Entries provided:
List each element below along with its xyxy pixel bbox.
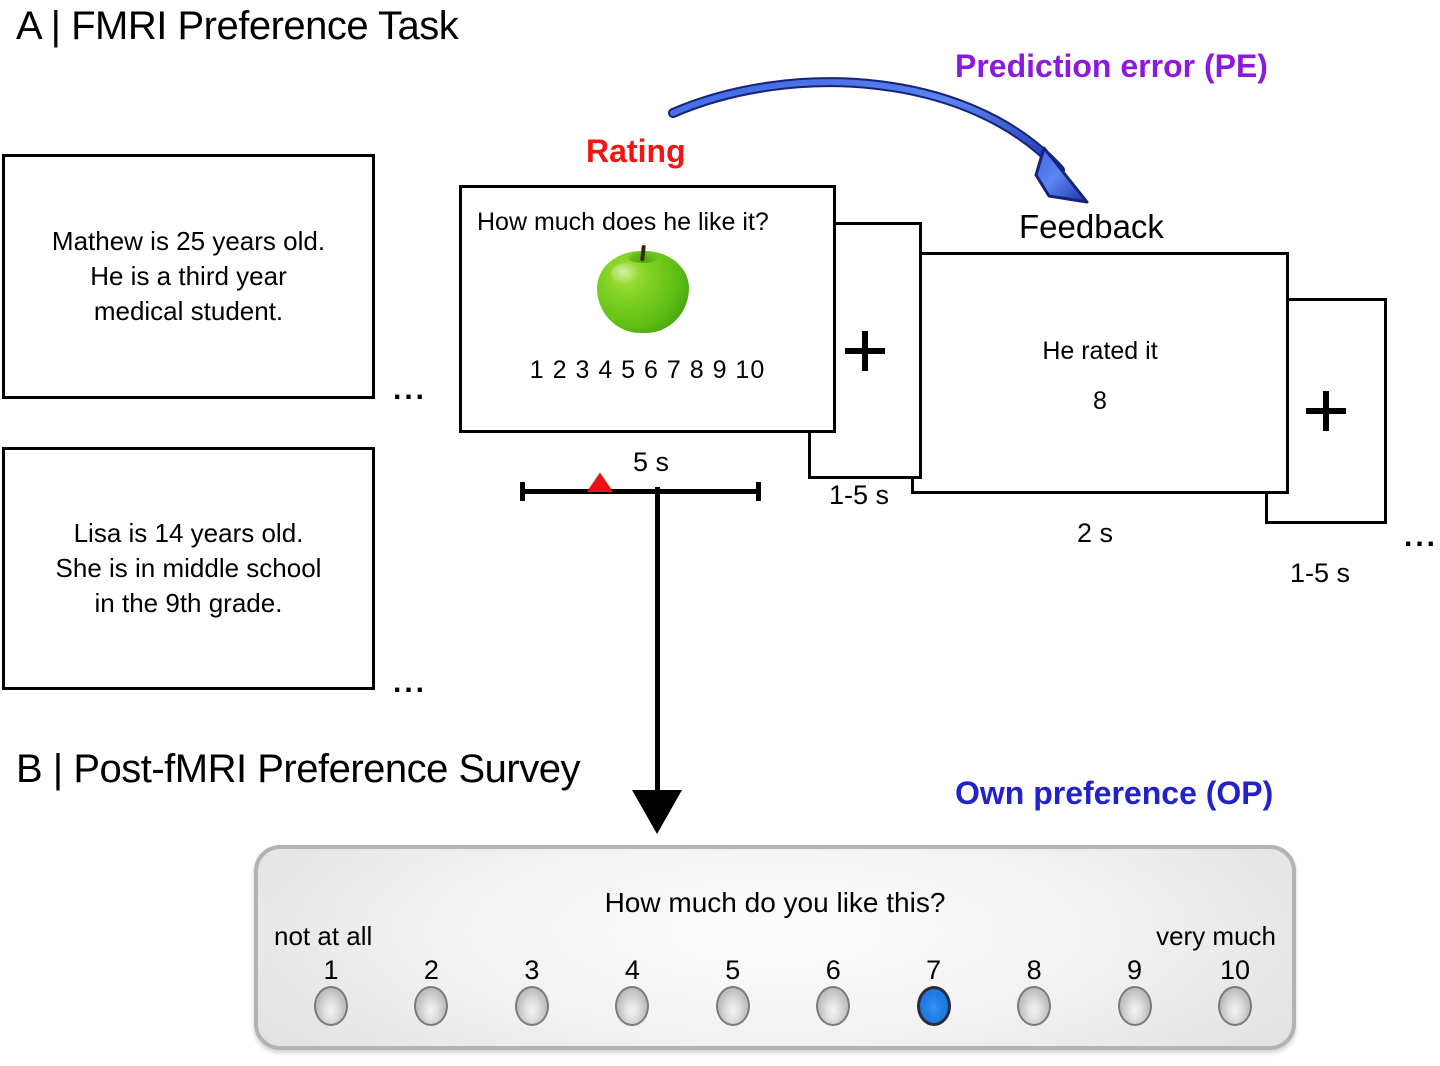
survey-option-5[interactable]: 5 — [706, 955, 760, 1026]
section-a-title: FMRI Preference Task — [71, 4, 459, 48]
section-a-prefix: A | — [16, 4, 61, 48]
flow-arrow-shaft — [655, 487, 660, 797]
survey-option-label-8: 8 — [1026, 955, 1042, 985]
vignette-ellipsis-1: ... — [393, 373, 428, 406]
section-b-heading: B | Post-fMRI Preference Survey — [16, 747, 580, 792]
survey-option-radio-3[interactable] — [514, 986, 549, 1026]
survey-option-label-7: 7 — [926, 955, 942, 985]
survey-option-radio-4[interactable] — [615, 986, 650, 1026]
survey-option-label-4: 4 — [624, 955, 640, 985]
trial-trailing-ellipsis: ... — [1404, 520, 1439, 553]
fixation-cross-icon-1 — [845, 330, 885, 371]
panel-feedback: He rated it 8 — [911, 252, 1289, 494]
survey-option-radio-5[interactable] — [715, 986, 750, 1026]
section-b-prefix: B | — [16, 747, 63, 791]
survey-option-6[interactable]: 6 — [806, 955, 860, 1026]
flow-arrow-head — [632, 790, 682, 834]
survey-option-radio-7[interactable] — [916, 986, 951, 1026]
survey-option-label-3: 3 — [524, 955, 540, 985]
survey-option-7[interactable]: 7 — [907, 955, 961, 1026]
vignette-text-2: Lisa is 14 years old. She is in middle s… — [55, 517, 322, 619]
survey-option-2[interactable]: 2 — [404, 955, 458, 1026]
section-a-heading: A | FMRI Preference Task — [16, 4, 459, 49]
stage-title-rating: Rating — [586, 133, 686, 169]
feedback-rating-value: 8 — [1093, 387, 1107, 415]
stage-title-feedback: Feedback — [1019, 208, 1164, 245]
preference-survey-panel: How much do you like this? not at all ve… — [254, 845, 1296, 1050]
survey-option-8[interactable]: 8 — [1007, 955, 1061, 1026]
vignette-ellipsis-2: ... — [393, 666, 428, 699]
survey-option-label-10: 10 — [1219, 955, 1251, 985]
prediction-error-arrow — [668, 77, 1089, 204]
survey-option-radio-2[interactable] — [414, 986, 449, 1026]
survey-option-radio-9[interactable] — [1117, 986, 1152, 1026]
vignette-text-1: Mathew is 25 years old. He is a third ye… — [51, 225, 326, 327]
survey-option-4[interactable]: 4 — [605, 955, 659, 1026]
survey-option-label-6: 6 — [825, 955, 841, 985]
vignette-box-2: Lisa is 14 years old. She is in middle s… — [2, 447, 375, 690]
panel-rating: How much does he like it? 1 2 3 4 5 6 7 … — [459, 185, 836, 501]
survey-option-radio-10[interactable] — [1218, 986, 1252, 1026]
fixation-cross-icon-2 — [1306, 391, 1346, 431]
survey-option-label-1: 1 — [323, 955, 339, 985]
duration-fixation-2: 1-5 s — [1290, 558, 1351, 588]
survey-option-3[interactable]: 3 — [505, 955, 559, 1026]
survey-option-radio-1[interactable] — [314, 986, 348, 1026]
survey-option-label-2: 2 — [423, 955, 439, 985]
survey-anchor-low: not at all — [274, 921, 373, 951]
survey-option-1[interactable]: 1 — [304, 955, 358, 1026]
vignette-box-1: Mathew is 25 years old. He is a third ye… — [2, 154, 375, 399]
survey-option-radio-8[interactable] — [1017, 986, 1052, 1026]
feedback-line-1: He rated it — [1042, 337, 1158, 365]
survey-anchor-high: very much — [1156, 921, 1276, 951]
duration-fixation-1: 1-5 s — [829, 480, 890, 510]
own-preference-label: Own preference (OP) — [955, 775, 1274, 811]
duration-feedback: 2 s — [1077, 518, 1114, 548]
survey-option-radio-6[interactable] — [816, 986, 851, 1026]
rating-scale-numbers: 1 2 3 4 5 6 7 8 9 10 — [529, 356, 766, 384]
survey-option-10[interactable]: 10 — [1208, 955, 1262, 1026]
survey-option-label-5: 5 — [725, 955, 741, 985]
section-b-title: Post-fMRI Preference Survey — [73, 747, 580, 791]
rating-scale-track[interactable] — [520, 473, 761, 501]
survey-option-9[interactable]: 9 — [1108, 955, 1162, 1026]
rating-scale-marker[interactable] — [587, 473, 614, 492]
rating-question: How much does he like it? — [477, 208, 769, 236]
duration-rating: 5 s — [633, 447, 670, 477]
green-apple-icon — [597, 244, 689, 333]
survey-option-label-9: 9 — [1127, 955, 1143, 985]
survey-question: How much do you like this? — [604, 887, 946, 918]
prediction-error-label: Prediction error (PE) — [955, 48, 1268, 84]
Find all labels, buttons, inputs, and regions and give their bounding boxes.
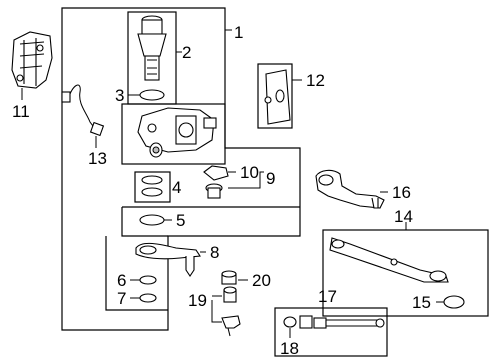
seal-ring-part [139,89,165,101]
bracket-part [11,31,53,89]
gasket-plate-part [264,69,291,125]
callout-12: 12 [306,71,325,90]
seal-kit-part [141,175,163,197]
nut-part [139,275,157,285]
center-link-part [329,237,449,283]
callout-9: 9 [266,169,275,188]
seal-part [139,214,165,226]
callout-10: 10 [240,163,259,182]
callout-6: 6 [117,271,126,290]
pitman-shaft-box [257,63,293,129]
callout-18: 18 [280,339,299,358]
hose-part [61,84,105,137]
bushing-part [205,183,223,199]
callout-17: 17 [318,287,337,306]
callout-15: 15 [412,293,431,312]
callout-5: 5 [176,211,185,230]
callout-13: 13 [88,149,107,168]
idler-arm-part [315,169,385,209]
input-shaft-part [137,15,167,81]
adjuster-sleeve-part [223,286,237,303]
pitman-arm-part [135,242,201,277]
main-assembly-frame [61,7,301,331]
callout-11: 11 [12,102,30,121]
steering-gear-housing [137,107,217,158]
callout-16: 16 [392,183,411,202]
washer-part [139,293,157,303]
callout-3: 3 [115,86,124,105]
callout-4: 4 [172,178,181,197]
callout-7: 7 [117,289,126,308]
lower-parts-frame [105,206,300,311]
seal-kit-box [134,171,171,203]
castle-nut-part [221,270,237,285]
tie-rod-end-box [274,307,388,357]
callout-8: 8 [210,243,219,262]
callout-2: 2 [182,43,191,62]
inner-tie-rod-end-part [221,315,241,337]
tie-rod-end-part [283,315,385,329]
gear-housing-box [121,103,226,165]
plug-part [203,165,229,181]
callout-19: 19 [188,291,207,310]
callout-1: 1 [234,23,243,42]
callout-14: 14 [394,207,413,226]
grommet-part [443,295,465,309]
callout-20: 20 [252,271,271,290]
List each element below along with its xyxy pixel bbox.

Your instructions:
Lay out every line of the rows above as a numbered list, skipping blank lines. Leave the pictures out of your answer.

Correct result:
1. List each element below along with its xyxy pixel bbox.
2. survey-option-5[interactable]: 5 — [706, 955, 760, 1026]
3. section-a-title: FMRI Preference Task — [71, 4, 459, 48]
4. section-a-prefix: A | — [16, 4, 61, 48]
5. flow-arrow-shaft — [655, 487, 660, 797]
6. survey-option-label-8: 8 — [1026, 955, 1042, 985]
7. vignette-ellipsis-1: ... — [393, 373, 428, 406]
8. section-b-heading: B | Post-fMRI Preference Survey — [16, 747, 580, 792]
9. survey-option-radio-3[interactable] — [514, 986, 549, 1026]
10. survey-option-label-7: 7 — [926, 955, 942, 985]
11. survey-option-radio-4[interactable] — [615, 986, 650, 1026]
12. survey-option-label-4: 4 — [624, 955, 640, 985]
13. trial-trailing-ellipsis: ... — [1404, 520, 1439, 553]
14. fixation-cross-icon-1 — [845, 330, 885, 371]
15. panel-feedback: He rated it 8 — [911, 252, 1289, 494]
16. survey-option-radio-5[interactable] — [715, 986, 750, 1026]
17. section-b-prefix: B | — [16, 747, 63, 791]
18. survey-option-6[interactable]: 6 — [806, 955, 860, 1026]
19. flow-arrow-head — [632, 790, 682, 834]
20. survey-option-radio-7[interactable] — [916, 986, 951, 1026]
21. survey-option-label-3: 3 — [524, 955, 540, 985]
22. survey-option-7[interactable]: 7 — [907, 955, 961, 1026]
23. vignette-text-2: Lisa is 14 years old. She is in middle s… — [55, 517, 322, 619]
24. survey-option-2[interactable]: 2 — [404, 955, 458, 1026]
25. section-a-heading: A | FMRI Preference Task — [16, 4, 459, 49]
26. stage-title-rating: Rating — [586, 133, 686, 169]
27. feedback-rating-value: 8 — [1093, 387, 1107, 415]
28. stage-title-feedback: Feedback — [1019, 208, 1164, 245]
29. preference-survey-panel: How much do you like this? not at all ve… — [254, 845, 1296, 1050]
30. survey-option-8[interactable]: 8 — [1007, 955, 1061, 1026]
31. vignette-ellipsis-2: ... — [393, 666, 428, 699]
32. survey-option-label-10: 10 — [1219, 955, 1251, 985]
33. prediction-error-arrow — [668, 77, 1089, 204]
34. survey-option-radio-2[interactable] — [414, 986, 449, 1026]
35. survey-option-radio-9[interactable] — [1117, 986, 1152, 1026]
36. vignette-text-1: Mathew is 25 years old. He is a third ye… — [51, 225, 326, 327]
37. survey-option-4[interactable]: 4 — [605, 955, 659, 1026]
38. survey-option-label-6: 6 — [825, 955, 841, 985]
39. vignette-box-2: Lisa is 14 years old. She is in middle s… — [2, 447, 375, 690]
40. panel-rating: How much does he like it? 1 2 3 4 5 6 7 … — [459, 185, 836, 501]
41. survey-option-radio-10[interactable] — [1218, 986, 1252, 1026]
42. fixation-cross-icon-2 — [1306, 391, 1346, 431]
43. survey-option-label-1: 1 — [323, 955, 339, 985]
44. duration-fixation-2: 1-5 s — [1290, 558, 1351, 588]
45. survey-option-3[interactable]: 3 — [505, 955, 559, 1026]
46. survey-option-radio-1[interactable] — [314, 986, 348, 1026]
47. survey-option-label-2: 2 — [423, 955, 439, 985]
48. survey-anchor-low: not at all — [274, 921, 373, 951]
49. survey-option-1[interactable]: 1 — [304, 955, 358, 1026]
50. vignette-box-1: Mathew is 25 years old. He is a third ye… — [2, 154, 375, 399]
51. survey-option-radio-8[interactable] — [1017, 986, 1052, 1026]
52. feedback-line-1: He rated it — [1042, 337, 1158, 365]
53. survey-anchor-high: very much — [1156, 921, 1276, 951]
54. duration-fixation-1: 1-5 s — [829, 480, 890, 510]
55. own-preference-label: Own preference (OP) — [955, 775, 1274, 811]
56. duration-feedback: 2 s — [1077, 518, 1114, 548]
57. survey-option-radio-6[interactable] — [816, 986, 851, 1026]
58. rating-scale-numbers: 1 2 3 4 5 6 7 8 9 10 — [529, 356, 766, 384]
59. survey-option-10[interactable]: 10 — [1208, 955, 1262, 1026]
60. survey-option-label-5: 5 — [725, 955, 741, 985]
61. section-b-title: Post-fMRI Preference Survey — [73, 747, 580, 791]
62. rating-scale-track[interactable] — [520, 473, 761, 501]
63. survey-option-9[interactable]: 9 — [1108, 955, 1162, 1026]
64. rating-scale-marker[interactable] — [587, 473, 614, 492]
65. rating-question: How much does he like it? — [477, 208, 769, 236]
66. duration-rating: 5 s — [633, 447, 670, 477]
67. green-apple-icon — [597, 244, 689, 333]
68. survey-option-label-9: 9 — [1127, 955, 1143, 985]
69. survey-question: How much do you like this? — [604, 887, 946, 918]
70. prediction-error-label: Prediction error (PE) — [955, 48, 1268, 84]
71. Find all labels, buttons, inputs, and regions and give their bounding boxes.
72. seal-ring-part [139,89,165,101]
73. bracket-part [11,31,53,89]
74. gasket-plate-part [264,69,291,125]
75. callout-12: 12 [306,71,325,90]
76. seal-kit-part [141,175,163,197]
77. nut-part [139,275,157,285]
78. center-link-part [329,237,449,283]
79. callout-9: 9 [266,169,275,188]
80. seal-part [139,214,165,226]
81. callout-10: 10 [240,163,259,182]
82. callout-6: 6 [117,271,126,290]
83. pitman-shaft-box [257,63,293,129]
84. callout-18: 18 [280,339,299,358]
85. hose-part [61,84,105,137]
86. bushing-part [205,183,223,199]
87. callout-17: 17 [318,287,337,306]
88. callout-15: 15 [412,293,431,312]
89. callout-5: 5 [176,211,185,230]
90. callout-13: 13 [88,149,107,168]
91. idler-arm-part [315,169,385,209]
92. input-shaft-part [137,15,167,81]
93. adjuster-sleeve-part [223,286,237,303]
94. pitman-arm-part [135,242,201,277]
95. main-assembly-frame [61,7,301,331]
96. callout-11: 11 [12,102,30,121]
97. steering-gear-housing [137,107,217,158]
98. callout-16: 16 [392,183,411,202]
99. washer-part [139,293,157,303]
100. callout-3: 3 [115,86,124,105]
101. callout-4: 4 [172,178,181,197]
102. callout-7: 7 [117,289,126,308]
103. lower-parts-frame [105,206,300,311]
104. seal-kit-box [134,171,171,203]
105. castle-nut-part [221,270,237,285]
106. tie-rod-end-box [274,307,388,357]
107. callout-8: 8 [210,243,219,262]
108. callout-2: 2 [182,43,191,62]
109. inner-tie-rod-end-part [221,315,241,337]
110. tie-rod-end-part [283,315,385,329]
111. gear-housing-box [121,103,226,165]
112. plug-part [203,165,229,181]
113. callout-19: 19 [188,291,207,310]
114. callout-1: 1 [234,23,243,42]
115. callout-14: 14 [394,207,413,226]
116. grommet-part [443,295,465,309]
117. callout-20: 20 [252,271,271,290]
118. List each element below along with its xyxy pixel bbox.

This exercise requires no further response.